→ Part of a data file:
________________________________________

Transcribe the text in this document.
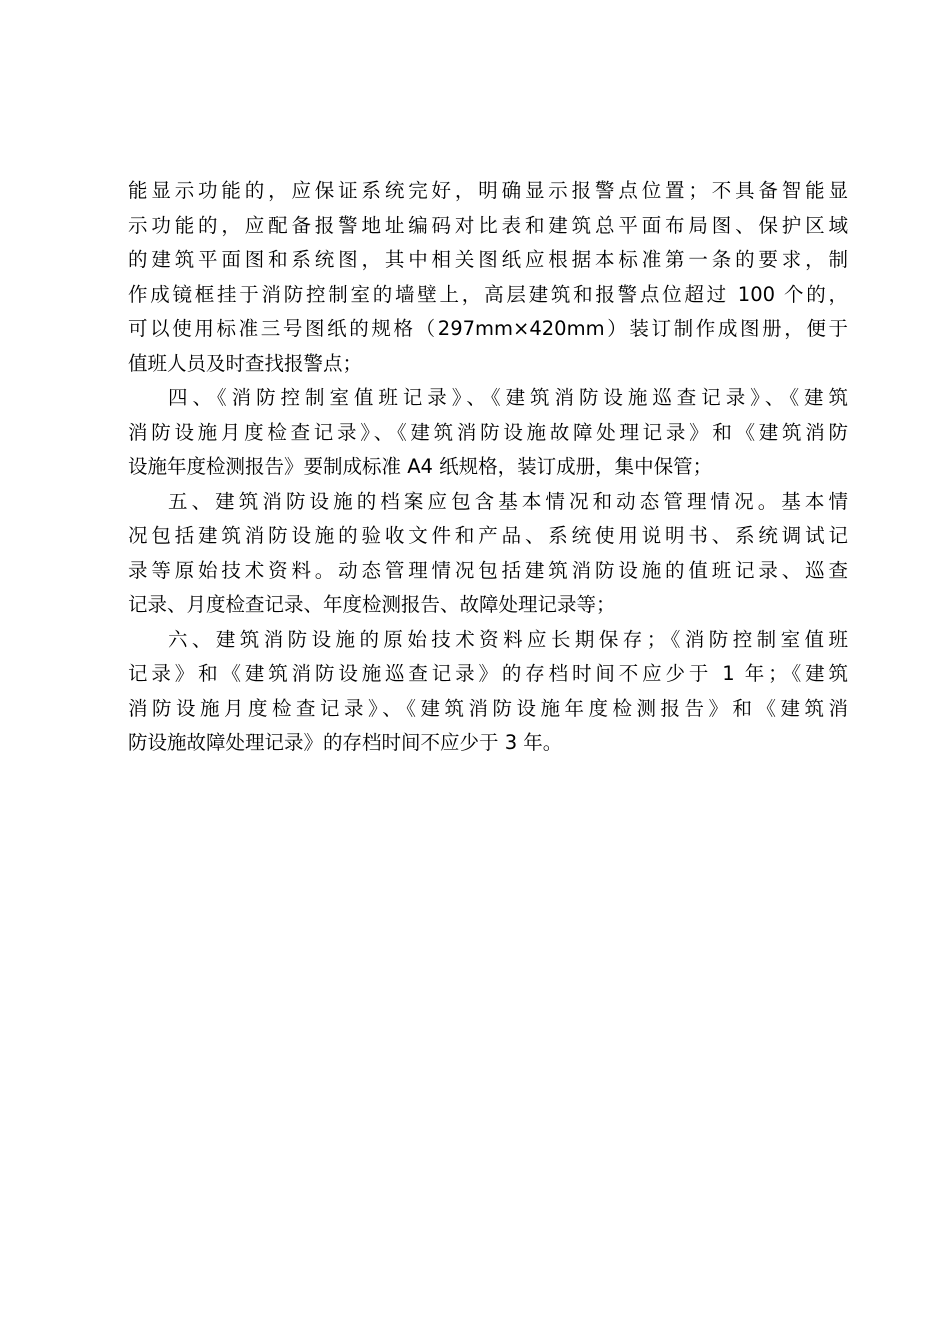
能显示功能的，应保证系统完好，明确显示报警点位置；不具备智能显
示功能的，应配备报警地址编码对比表和建筑总平面布局图、保护区域
的建筑平面图和系统图，其中相关图纸应根据本标准第一条的要求，制
作成镜框挂于消防控制室的墙壁上，高层建筑和报警点位超过 100 个的，
可以使用标准三号图纸的规格（297mm×420mm）装订制作成图册，便于
值班人员及时查找报警点；
四、《消防控制室值班记录》、《建筑消防设施巡查记录》、《建筑
消防设施月度检查记录》、《建筑消防设施故障处理记录》和《建筑消防
设施年度检测报告》要制成标准 A4 纸规格，装订成册，集中保管；
五、建筑消防设施的档案应包含基本情况和动态管理情况。基本情
况包括建筑消防设施的验收文件和产品、系统使用说明书、系统调试记
录等原始技术资料。动态管理情况包括建筑消防设施的值班记录、巡查
记录、月度检查记录、年度检测报告、故障处理记录等；
六、建筑消防设施的原始技术资料应长期保存；《消防控制室值班
记录》和《建筑消防设施巡查记录》的存档时间不应少于 1 年；《建筑
消防设施月度检查记录》、《建筑消防设施年度检测报告》和《建筑消
防设施故障处理记录》的存档时间不应少于 3 年。
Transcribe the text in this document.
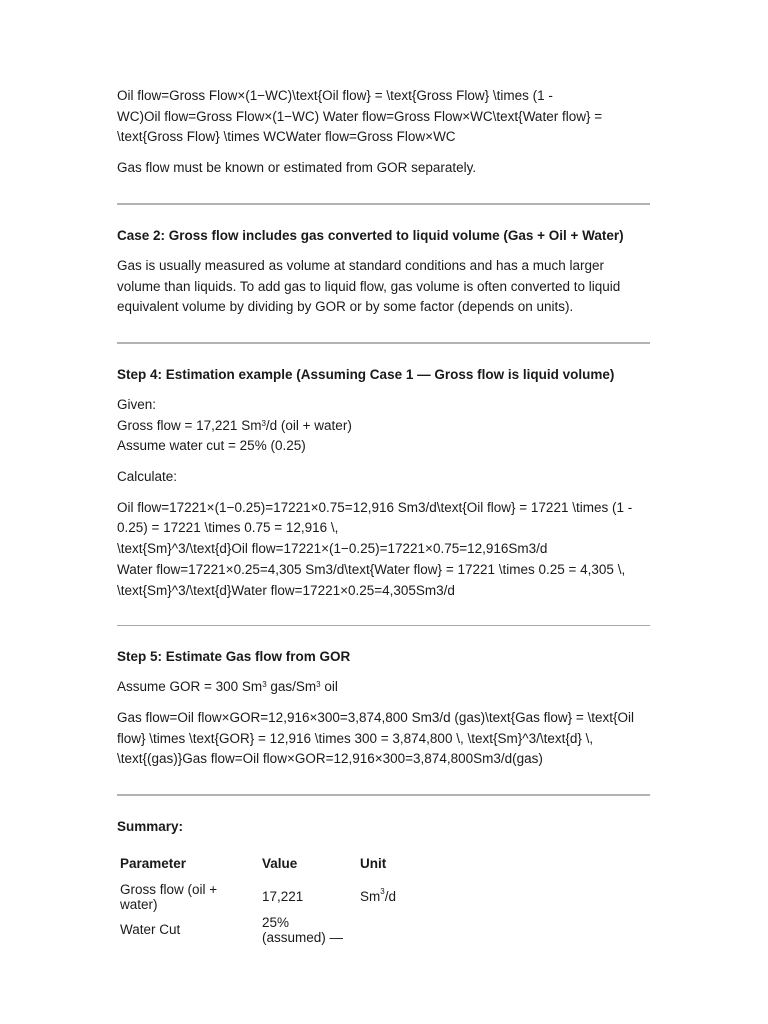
Oil flow=Gross Flow×(1−WC)\text{Oil flow} = \text{Gross Flow} \times (1 -

WC)Oil flow=Gross Flow×(1−WC) Water flow=Gross Flow×WC\text{Water flow} =

\text{Gross Flow} \times WCWater flow=Gross Flow×WC

Gas flow must be known or estimated from GOR separately.

Case 2: Gross flow includes gas converted to liquid volume (Gas + Oil + Water)

Gas is usually measured as volume at standard conditions and has a much larger

volume than liquids. To add gas to liquid flow, gas volume is often converted to liquid

equivalent volume by dividing by GOR or by some factor (depends on units).

Step 4: Estimation example (Assuming Case 1 — Gross flow is liquid volume)

Given:

Gross flow = 17,221 Sm$^3$/d (oil + water)

Assume water cut = 25% (0.25)

Calculate:

Oil flow=17221×(1−0.25)=17221×0.75=12,916 Sm3/d\text{Oil flow} = 17221 \times (1 -

0.25) = 17221 \times 0.75 = 12,916 \,

\text{Sm}^3/\text{d}Oil flow=17221×(1−0.25)=17221×0.75=12,916Sm3/d

Water flow=17221×0.25=4,305 Sm3/d\text{Water flow} = 17221 \times 0.25 = 4,305 \,

\text{Sm}^3/\text{d}Water flow=17221×0.25=4,305Sm3/d

Step 5: Estimate Gas flow from GOR

Assume GOR = 300 Sm$^3$ gas/Sm$^3$ oil

Gas flow=Oil flow×GOR=12,916×300=3,874,800 Sm3/d (gas)\text{Gas flow} = \text{Oil

flow} \times \text{GOR} = 12,916 \times 300 = 3,874,800 \, \text{Sm}^3/\text{d} \,

\text{(gas)}Gas flow=Oil flow×GOR=12,916×300=3,874,800Sm3/d(gas)

Summary:
Parameter	Value	Unit
Gross flow (oil + water)	17,221	Sm$^3$/d
Water Cut	25% (assumed) —	
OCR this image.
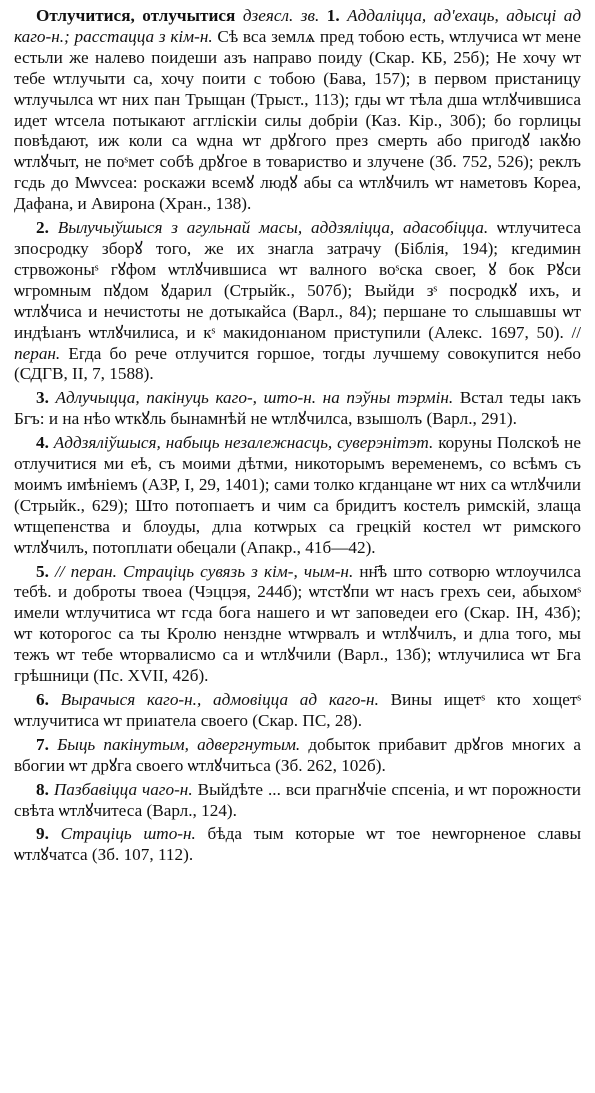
Отлучитися, отлучытися дзеясл. зв. 1. Аддаліцца, ад'ехаць, адысці ад каго-н.; расстацца з кім-н. Сѣ вса землѧ пред тобою есть, ѡтлучиса ѡт мене естьли же налево поидеши азъ направо поиду (Скар. КБ, 25б); Не хочу ѡт тебе ѡтлучыти са, хочу поити с тобою (Бава, 157); в первом пристаницу ѡтлучылса ѡт них пан Трыщан (Трыст., 113); гды ѡт тѣла дша ѡтлꙋчившиса идет ѡтсела потыкают аггліскіи силы добріи (Каз. Кір., 30б); бо горлицы повѣдают, иж коли са ѡдна ѡт дрꙋгого през смерть або пригодꙋ ıакꙋю ѡтлꙋчыт, не поˢмет собѣ дрꙋгое в товариство и злучене (Зб. 752, 526); реклъ гсдь до Мѡvсеа: роскажи всемꙋ людꙋ абы са ѡтлꙋчилъ ѡт наметовъ Кореа, Дафана, и Авирона (Хран., 138).

2. Вылучыўшыся з агульнай масы, аддзяліцца, адасобіцца. ѡтлучитеса зпосродку зборꙋ того, же их знагла затрачу (Біблія, 194); кгедимин стрвожоныˢ гꙋфом ѡтлꙋчившиса ѡт валного воˢска своег, ꙋ бок Рꙋси ѡгромным пꙋдом ꙋдарил (Стрыйк., 507б); Выйди зˢ посродкꙋ ихъ, и ѡтлꙋчиса и нечистоты не дотыкайса (Варл., 84); першане то слышавшы ѡт индѣıанъ ѡтлꙋчилиса, и кˢ макидонıаном приступили (Алекс. 1697, 50). // перан. Егда бо рече отлучится горшое, тогды лучшему совокупится небо (СДГВ, II, 7, 1588).

3. Адлучыцца, пакінуць каго-, што-н. на пэўны тэрмін. Встал теды ıакъ Бгъ: и на нѣо ѡткꙋль бынамнѣй не ѡтлꙋчилса, взышолъ (Варл., 291).

4. Аддзяліўшыся, набыць незалежнасць, суверэнітэт. коруны Полскоѣ не отлучитися ми еѣ, съ моими дѣтми, никоторымъ веременемъ, со всѣмъ съ моимъ имѣніемъ (АЗР, I, 29, 1401); сами толко кгданцане ѡт них са ѡтлꙋчили (Стрыйк., 629); Што потопıаетъ и чим са бридитъ костелъ римскій, злаща ѡтщепенства и блоуды, длıа котѡрых са грецкій костел ѡт римского ѡтлꙋчилъ, потоплıати обецали (Апакр., 41б—42).

5. // перан. Страціць сувязь з кім-, чым-н. нн҃ѣ што сотворю ѡтлоучилса тебѣ. и доброты твоеа (Чэццэя, 244б); ѡтстꙋпи ѡт насъ грехъ сеи, абыхомˢ имели ѡтлучитиса ѡт гсда бога нашего и ѡт заповедеи его (Скар. IН, 43б); ѡт которогос са ты Кролю ненздне ѡтѡрвалъ и ѡтлꙋчилъ, и длıа того, мы тежъ ѡт тебе ѡторвалисмо са и ѡтлꙋчили (Варл., 13б); ѡтлучилиса ѡт Бга грѣшници (Пс. XVII, 42б).

6. Вырачыся каго-н., адмовіцца ад каго-н. Вины ищетˢ кто хощетˢ ѡтлучитиса ѡт приıатела своего (Скар. ПС, 28).

7. Быць пакінутым, адвергнутым. добыток прибавит дрꙋгов многих а вбогии ѡт дрꙋга своего ѡтлꙋчитьса (Зб. 262, 102б).

8. Пазбавіцца чаго-н. Выйдѣте ... вси прагнꙋчіе спсеніа, и ѡт порожности свѣта ѡтлꙋчитеса (Варл., 124).

9. Страціць што-н. бѣда тым которые ѡт тое неѡгорненое славы ѡтлꙋчатса (Зб. 107, 112).
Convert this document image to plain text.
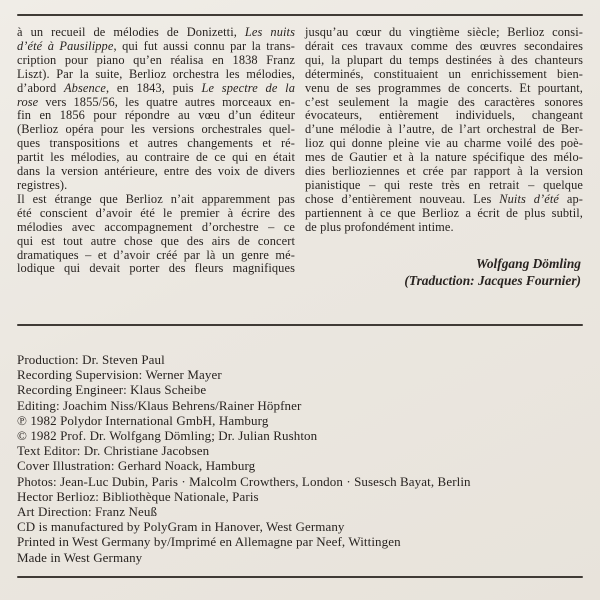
à un recueil de mélodies de Donizetti, Les nuits
d’été à Pausilippe, qui fut aussi connu par la trans-
cription pour piano qu’en réalisa en 1838 Franz
Liszt). Par la suite, Berlioz orchestra les mélodies,
d’abord Absence, en 1843, puis Le spectre de la
rose vers 1855/56, les quatre autres morceaux en-
fin en 1856 pour répondre au vœu d’un éditeur
(Berlioz opéra pour les versions orchestrales quel-
ques transpositions et autres changements et ré-
partit les mélodies, au contraire de ce qui en était
dans la version antérieure, entre des voix de divers
registres).
Il est étrange que Berlioz n’ait apparemment pas
été conscient d’avoir été le premier à écrire des
mélodies avec accompagnement d’orchestre – ce
qui est tout autre chose que des airs de concert
dramatiques – et d’avoir créé par là un genre mé-
lodique qui devait porter des fleurs magnifiques
jusqu’au cœur du vingtième siècle; Berlioz consi-
dérait ces travaux comme des œuvres secondaires
qui, la plupart du temps destinées à des chanteurs
déterminés, constituaient un enrichissement bien-
venu de ses programmes de concerts. Et pourtant,
c’est seulement la magie des caractères sonores
évocateurs, entièrement individuels, changeant
d’une mélodie à l’autre, de l’art orchestral de Ber-
lioz qui donne pleine vie au charme voilé des poè-
mes de Gautier et à la nature spécifique des mélo-
dies berlioziennes et crée par rapport à la version
pianistique – qui reste très en retrait – quelque
chose d’entièrement nouveau. Les Nuits d’été ap-
partiennent à ce que Berlioz a écrit de plus subtil,
de plus profondément intime.
Wolfgang Dömling
(Traduction: Jacques Fournier)
Production: Dr. Steven Paul
Recording Supervision: Werner Mayer
Recording Engineer: Klaus Scheibe
Editing: Joachim Niss/Klaus Behrens/Rainer Höpfner
℗ 1982 Polydor International GmbH, Hamburg
© 1982 Prof. Dr. Wolfgang Dömling; Dr. Julian Rushton
Text Editor: Dr. Christiane Jacobsen
Cover Illustration: Gerhard Noack, Hamburg
Photos: Jean-Luc Dubin, Paris · Malcolm Crowthers, London · Susesch Bayat, Berlin
Hector Berlioz: Bibliothèque Nationale, Paris
Art Direction: Franz Neuß
CD is manufactured by PolyGram in Hanover, West Germany
Printed in West Germany by/Imprimé en Allemagne par Neef, Wittingen
Made in West Germany
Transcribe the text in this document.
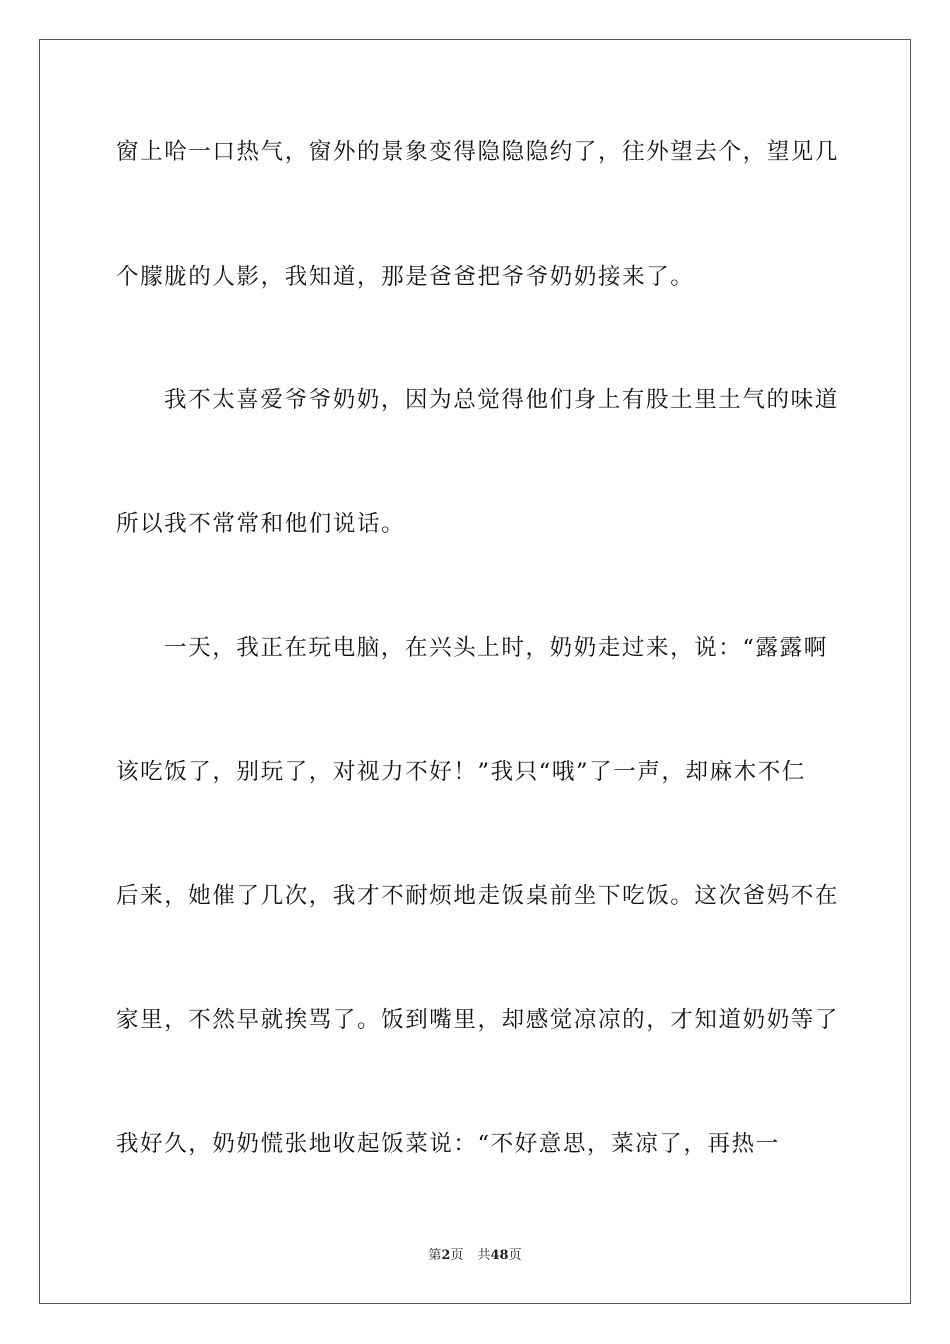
窗上哈一口热气，窗外的景象变得隐隐隐约了，往外望去个，望见几
个朦胧的人影，我知道，那是爸爸把爷爷奶奶接来了。
我不太喜爱爷爷奶奶，因为总觉得他们身上有股土里土气的味道
所以我不常常和他们说话。
一天，我正在玩电脑，在兴头上时，奶奶走过来，说：“露露啊
该吃饭了，别玩了，对视力不好！”我只“哦”了一声，却麻木不仁
后来，她催了几次，我才不耐烦地走饭桌前坐下吃饭。这次爸妈不在
家里，不然早就挨骂了。饭到嘴里，却感觉凉凉的，才知道奶奶等了
我好久，奶奶慌张地收起饭菜说：“不好意思，菜凉了，再热一
第2页 共48页
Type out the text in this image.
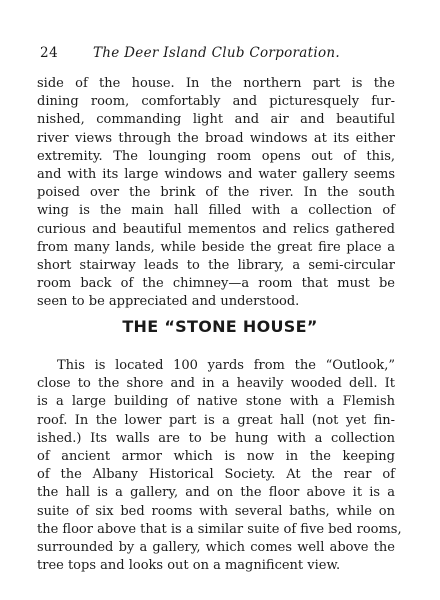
24	The Deer Island Club Corporation.
side of the house. In the northern part is the
dining room, comfortably and picturesquely fur-
nished, commanding light and air and beautiful
river views through the broad windows at its either
extremity. The lounging room opens out of this,
and with its large windows and water gallery seems
poised over the brink of the river. In the south
wing is the main hall filled with a collection of
curious and beautiful mementos and relics gathered
from many lands, while beside the great fire place a
short stairway leads to the library, a semi-circular
room back of the chimney—a room that must be
seen to be appreciated and understood.
THE “STONE HOUSE”
This is located 100 yards from the “Outlook,”
close to the shore and in a heavily wooded dell. It
is a large building of native stone with a Flemish
roof. In the lower part is a great hall (not yet fin-
ished.) Its walls are to be hung with a collection
of ancient armor which is now in the keeping
of the Albany Historical Society. At the rear of
the hall is a gallery, and on the floor above it is a
suite of six bed rooms with several baths, while on
the floor above that is a similar suite of five bed rooms,
surrounded by a gallery, which comes well above the
tree tops and looks out on a magnificent view.
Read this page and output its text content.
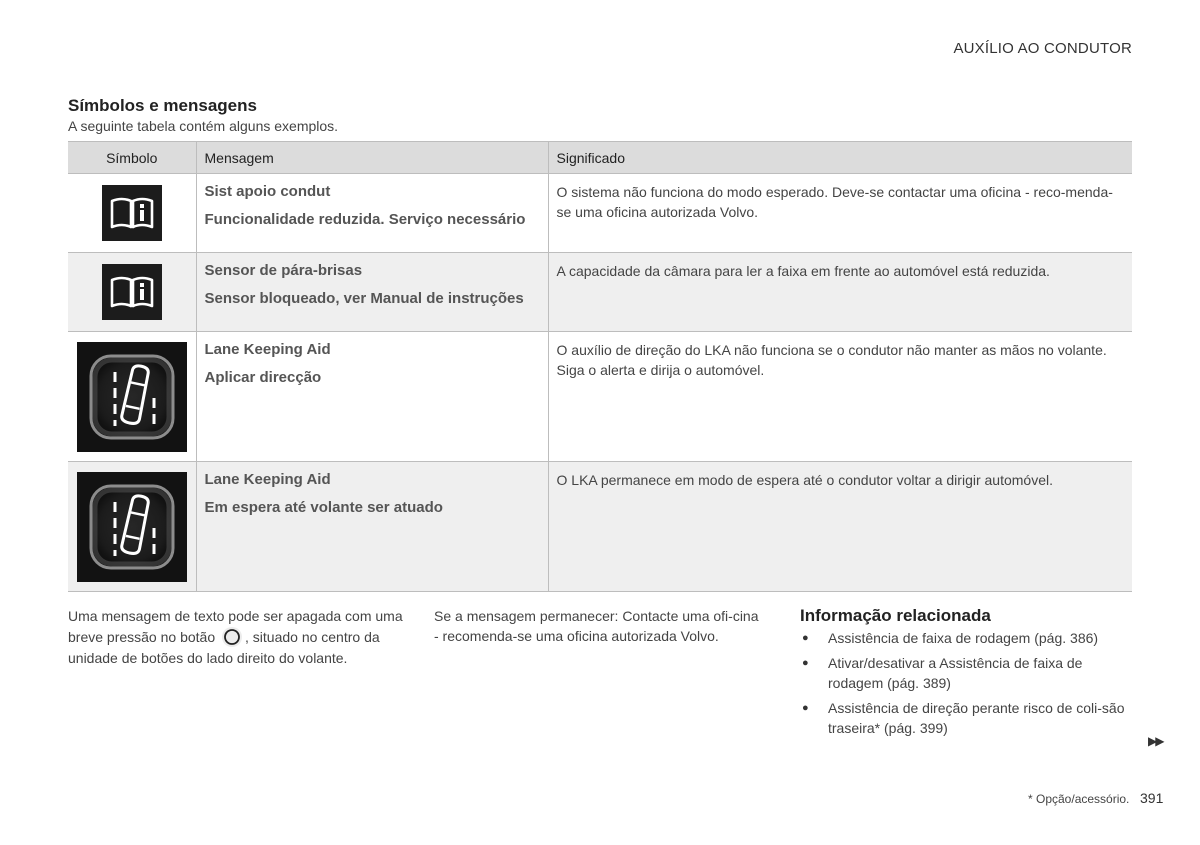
AUXÍLIO AO CONDUTOR
Símbolos e mensagens
A seguinte tabela contém alguns exemplos.
Símbolo	Mensagem	Significado

Sist apoio condut
Funcionalidade reduzida. Serviço necessário	O sistema não funciona do modo esperado. Deve-se contactar uma oficina - reco-menda-se uma oficina autorizada Volvo.

Sensor de pára-brisas
Sensor bloqueado, ver Manual de instruções	A capacidade da câmara para ler a faixa em frente ao automóvel está reduzida.

Lane Keeping Aid
Aplicar direcção	O auxílio de direção do LKA não funciona se o condutor não manter as mãos no volante. Siga o alerta e dirija o automóvel.

Lane Keeping Aid
Em espera até volante ser atuado	O LKA permanece em modo de espera até o condutor voltar a dirigir automóvel.
Uma mensagem de texto pode ser apagada com uma breve pressão no botão , situado no centro da unidade de botões do lado direito do volante.
Se a mensagem permanecer: Contacte uma ofi-cina - recomenda-se uma oficina autorizada Volvo.
Informação relacionada
● Assistência de faixa de rodagem (pág. 386)
● Ativar/desativar a Assistência de faixa de rodagem (pág. 389)
● Assistência de direção perante risco de coli-são traseira* (pág. 399)
▶▶
* Opção/acessório. 391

________________________________________

Going through the entries above, report how many lines include the string "faixa". The number alone is the answer.

→ Finished task: 3